Entries shown start

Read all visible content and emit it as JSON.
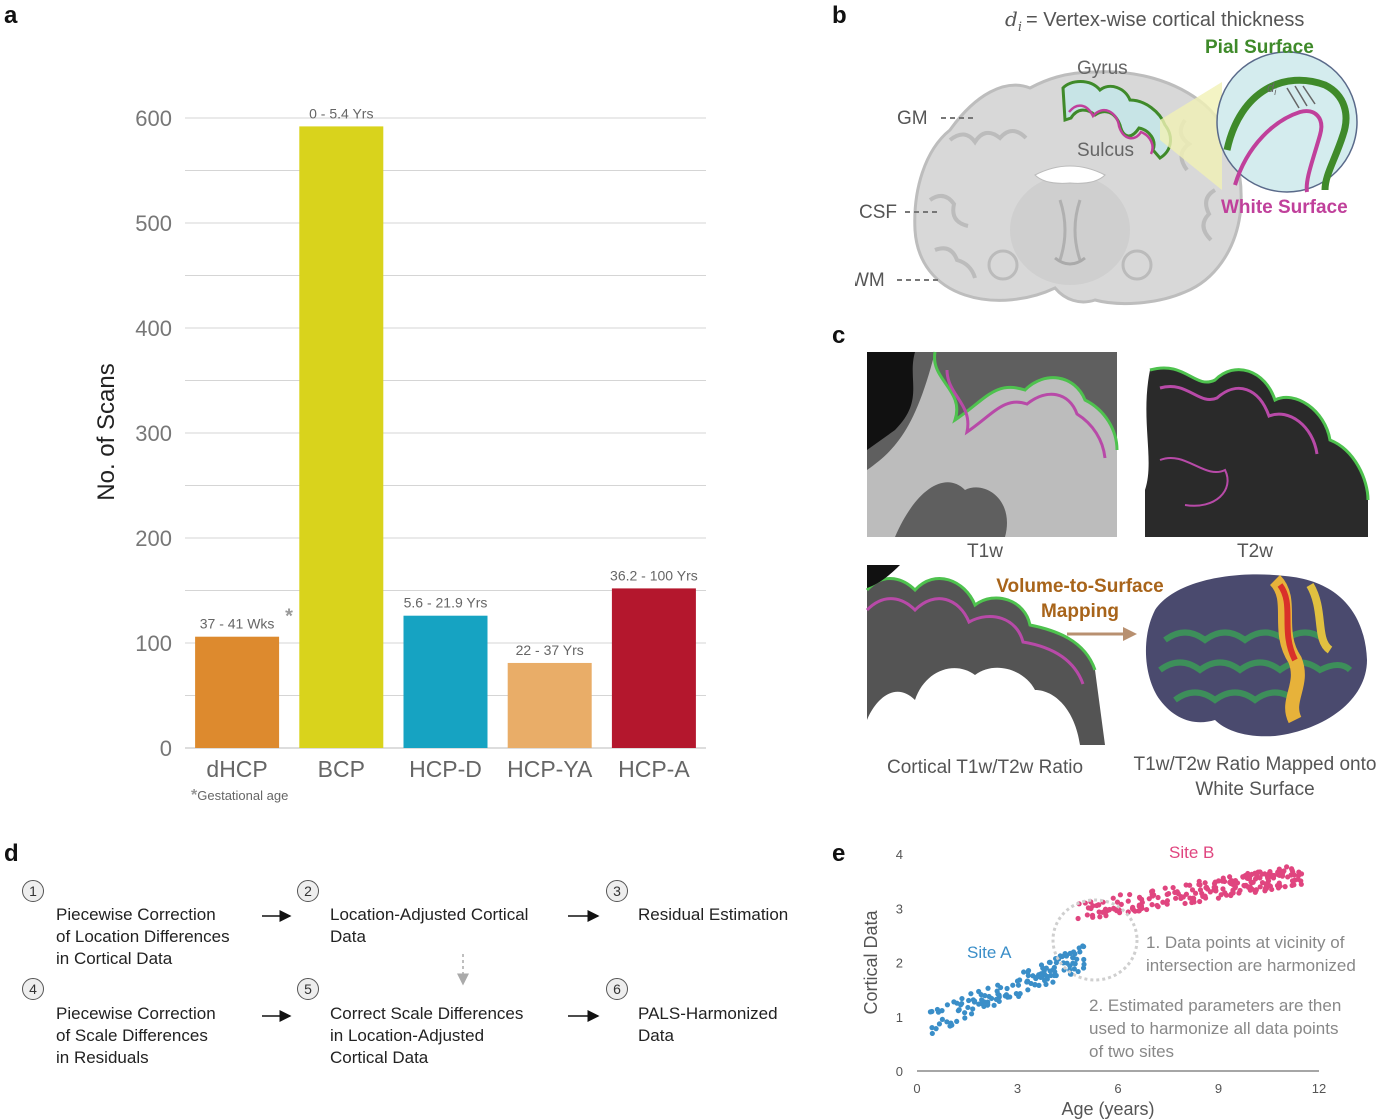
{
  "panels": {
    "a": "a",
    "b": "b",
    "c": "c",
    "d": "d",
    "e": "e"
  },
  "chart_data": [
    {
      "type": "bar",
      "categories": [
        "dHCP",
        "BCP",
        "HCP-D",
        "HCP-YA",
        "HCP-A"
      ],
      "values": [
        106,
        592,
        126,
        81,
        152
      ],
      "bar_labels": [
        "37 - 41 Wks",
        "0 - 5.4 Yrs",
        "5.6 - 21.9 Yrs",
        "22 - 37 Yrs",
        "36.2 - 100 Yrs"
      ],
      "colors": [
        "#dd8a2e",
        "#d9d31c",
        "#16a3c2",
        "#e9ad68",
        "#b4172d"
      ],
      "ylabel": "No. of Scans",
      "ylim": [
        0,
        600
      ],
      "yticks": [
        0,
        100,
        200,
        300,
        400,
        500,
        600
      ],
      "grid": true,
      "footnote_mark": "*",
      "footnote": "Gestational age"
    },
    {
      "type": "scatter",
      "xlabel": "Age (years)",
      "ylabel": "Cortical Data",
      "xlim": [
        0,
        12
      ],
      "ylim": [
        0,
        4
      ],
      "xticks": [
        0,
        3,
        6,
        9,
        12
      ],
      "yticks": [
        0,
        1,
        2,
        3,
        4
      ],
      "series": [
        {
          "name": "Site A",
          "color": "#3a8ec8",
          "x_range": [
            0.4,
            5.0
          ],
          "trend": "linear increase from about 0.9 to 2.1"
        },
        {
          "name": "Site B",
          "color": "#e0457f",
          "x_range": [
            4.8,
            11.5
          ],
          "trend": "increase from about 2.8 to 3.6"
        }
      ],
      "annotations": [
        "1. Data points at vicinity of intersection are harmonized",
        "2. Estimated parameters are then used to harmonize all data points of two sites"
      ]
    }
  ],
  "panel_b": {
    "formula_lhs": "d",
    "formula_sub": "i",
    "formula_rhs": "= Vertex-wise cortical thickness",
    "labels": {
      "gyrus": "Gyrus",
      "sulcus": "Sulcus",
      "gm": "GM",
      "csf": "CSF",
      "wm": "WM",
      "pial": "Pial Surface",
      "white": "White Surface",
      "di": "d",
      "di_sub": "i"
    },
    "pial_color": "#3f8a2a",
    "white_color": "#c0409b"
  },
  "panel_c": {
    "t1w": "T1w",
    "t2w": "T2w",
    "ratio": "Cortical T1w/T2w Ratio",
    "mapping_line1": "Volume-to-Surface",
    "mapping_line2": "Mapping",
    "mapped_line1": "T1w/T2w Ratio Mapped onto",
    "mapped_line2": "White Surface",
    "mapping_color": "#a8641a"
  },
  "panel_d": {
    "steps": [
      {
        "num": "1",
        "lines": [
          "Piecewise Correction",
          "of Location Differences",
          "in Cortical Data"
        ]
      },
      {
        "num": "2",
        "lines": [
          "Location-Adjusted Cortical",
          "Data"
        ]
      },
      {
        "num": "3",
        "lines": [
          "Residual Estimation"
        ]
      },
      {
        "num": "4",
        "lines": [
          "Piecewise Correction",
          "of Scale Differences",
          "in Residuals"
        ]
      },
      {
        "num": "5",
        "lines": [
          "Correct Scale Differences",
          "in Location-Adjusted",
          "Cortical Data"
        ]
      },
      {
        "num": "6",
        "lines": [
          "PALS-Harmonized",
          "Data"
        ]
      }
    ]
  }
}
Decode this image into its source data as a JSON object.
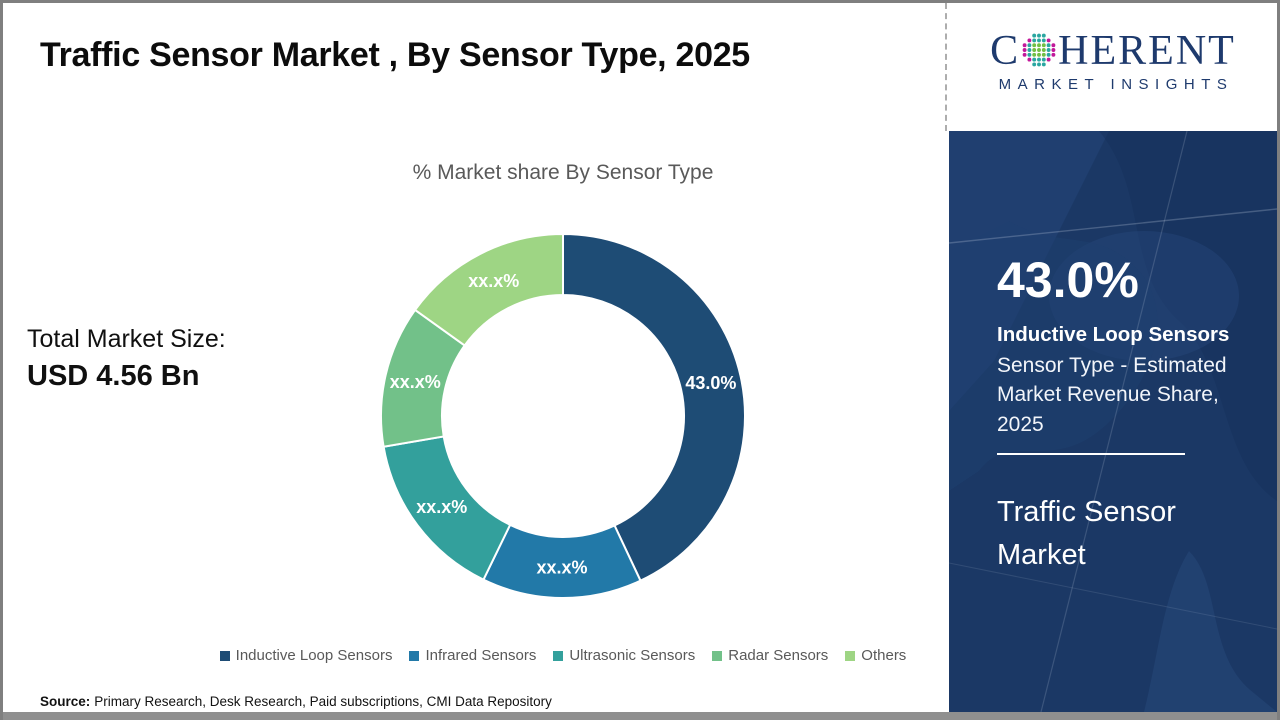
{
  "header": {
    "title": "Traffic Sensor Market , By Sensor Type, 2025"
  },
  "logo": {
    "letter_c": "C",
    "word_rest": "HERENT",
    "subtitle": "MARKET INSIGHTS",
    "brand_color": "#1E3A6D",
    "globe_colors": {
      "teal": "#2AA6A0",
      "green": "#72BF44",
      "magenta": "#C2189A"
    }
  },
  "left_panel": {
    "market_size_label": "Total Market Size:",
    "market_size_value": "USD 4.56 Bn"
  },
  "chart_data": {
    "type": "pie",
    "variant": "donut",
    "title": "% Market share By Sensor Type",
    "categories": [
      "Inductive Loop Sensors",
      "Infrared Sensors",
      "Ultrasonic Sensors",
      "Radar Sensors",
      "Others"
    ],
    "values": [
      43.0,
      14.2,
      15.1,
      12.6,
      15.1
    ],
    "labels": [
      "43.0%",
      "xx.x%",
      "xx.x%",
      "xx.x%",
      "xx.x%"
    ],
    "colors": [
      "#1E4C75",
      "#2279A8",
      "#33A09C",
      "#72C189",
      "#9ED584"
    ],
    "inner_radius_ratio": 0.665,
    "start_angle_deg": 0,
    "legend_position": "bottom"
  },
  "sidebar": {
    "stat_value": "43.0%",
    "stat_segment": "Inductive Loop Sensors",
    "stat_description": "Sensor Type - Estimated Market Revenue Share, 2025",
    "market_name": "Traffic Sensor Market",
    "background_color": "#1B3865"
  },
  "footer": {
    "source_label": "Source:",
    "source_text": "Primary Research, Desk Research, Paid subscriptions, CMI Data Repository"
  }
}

Entries shown end

The listing above must be printed again exactly, minus its pictures.

Read all visible content and emit it as JSON.
{
  "panels": {
    "a": "a",
    "b": "b",
    "c": "c",
    "d": "d",
    "e": "e"
  },
  "chart_data": [
    {
      "type": "bar",
      "categories": [
        "dHCP",
        "BCP",
        "HCP-D",
        "HCP-YA",
        "HCP-A"
      ],
      "values": [
        106,
        592,
        126,
        81,
        152
      ],
      "bar_labels": [
        "37 - 41 Wks",
        "0 - 5.4 Yrs",
        "5.6 - 21.9 Yrs",
        "22 - 37 Yrs",
        "36.2 - 100 Yrs"
      ],
      "colors": [
        "#dd8a2e",
        "#d9d31c",
        "#16a3c2",
        "#e9ad68",
        "#b4172d"
      ],
      "ylabel": "No. of Scans",
      "ylim": [
        0,
        600
      ],
      "yticks": [
        0,
        100,
        200,
        300,
        400,
        500,
        600
      ],
      "grid": true,
      "footnote_mark": "*",
      "footnote": "Gestational age"
    },
    {
      "type": "scatter",
      "xlabel": "Age (years)",
      "ylabel": "Cortical Data",
      "xlim": [
        0,
        12
      ],
      "ylim": [
        0,
        4
      ],
      "xticks": [
        0,
        3,
        6,
        9,
        12
      ],
      "yticks": [
        0,
        1,
        2,
        3,
        4
      ],
      "series": [
        {
          "name": "Site A",
          "color": "#3a8ec8",
          "x_range": [
            0.4,
            5.0
          ],
          "trend": "linear increase from about 0.9 to 2.1"
        },
        {
          "name": "Site B",
          "color": "#e0457f",
          "x_range": [
            4.8,
            11.5
          ],
          "trend": "increase from about 2.8 to 3.6"
        }
      ],
      "annotations": [
        "1. Data points at vicinity of intersection are harmonized",
        "2. Estimated parameters are then used to harmonize all data points of two sites"
      ]
    }
  ],
  "panel_b": {
    "formula_lhs": "d",
    "formula_sub": "i",
    "formula_rhs": "= Vertex-wise cortical thickness",
    "labels": {
      "gyrus": "Gyrus",
      "sulcus": "Sulcus",
      "gm": "GM",
      "csf": "CSF",
      "wm": "WM",
      "pial": "Pial Surface",
      "white": "White Surface",
      "di": "d",
      "di_sub": "i"
    },
    "pial_color": "#3f8a2a",
    "white_color": "#c0409b"
  },
  "panel_c": {
    "t1w": "T1w",
    "t2w": "T2w",
    "ratio": "Cortical T1w/T2w Ratio",
    "mapping_line1": "Volume-to-Surface",
    "mapping_line2": "Mapping",
    "mapped_line1": "T1w/T2w Ratio Mapped onto",
    "mapped_line2": "White Surface",
    "mapping_color": "#a8641a"
  },
  "panel_d": {
    "steps": [
      {
        "num": "1",
        "lines": [
          "Piecewise Correction",
          "of Location Differences",
          "in Cortical Data"
        ]
      },
      {
        "num": "2",
        "lines": [
          "Location-Adjusted Cortical",
          "Data"
        ]
      },
      {
        "num": "3",
        "lines": [
          "Residual Estimation"
        ]
      },
      {
        "num": "4",
        "lines": [
          "Piecewise Correction",
          "of Scale Differences",
          "in Residuals"
        ]
      },
      {
        "num": "5",
        "lines": [
          "Correct Scale Differences",
          "in Location-Adjusted",
          "Cortical Data"
        ]
      },
      {
        "num": "6",
        "lines": [
          "PALS-Harmonized",
          "Data"
        ]
      }
    ]
  }
}
Decode this image into its source data as a JSON object.
{
  "header": {
    "title": "Traffic Sensor Market , By Sensor Type, 2025"
  },
  "logo": {
    "letter_c": "C",
    "word_rest": "HERENT",
    "subtitle": "MARKET INSIGHTS",
    "brand_color": "#1E3A6D",
    "globe_colors": {
      "teal": "#2AA6A0",
      "green": "#72BF44",
      "magenta": "#C2189A"
    }
  },
  "left_panel": {
    "market_size_label": "Total Market Size:",
    "market_size_value": "USD 4.56 Bn"
  },
  "chart_data": {
    "type": "pie",
    "variant": "donut",
    "title": "% Market share By Sensor Type",
    "categories": [
      "Inductive Loop Sensors",
      "Infrared Sensors",
      "Ultrasonic Sensors",
      "Radar Sensors",
      "Others"
    ],
    "values": [
      43.0,
      14.2,
      15.1,
      12.6,
      15.1
    ],
    "labels": [
      "43.0%",
      "xx.x%",
      "xx.x%",
      "xx.x%",
      "xx.x%"
    ],
    "colors": [
      "#1E4C75",
      "#2279A8",
      "#33A09C",
      "#72C189",
      "#9ED584"
    ],
    "inner_radius_ratio": 0.665,
    "start_angle_deg": 0,
    "legend_position": "bottom"
  },
  "sidebar": {
    "stat_value": "43.0%",
    "stat_segment": "Inductive Loop Sensors",
    "stat_description": "Sensor Type - Estimated Market Revenue Share, 2025",
    "market_name": "Traffic Sensor Market",
    "background_color": "#1B3865"
  },
  "footer": {
    "source_label": "Source:",
    "source_text": "Primary Research, Desk Research, Paid subscriptions, CMI Data Repository"
  }
}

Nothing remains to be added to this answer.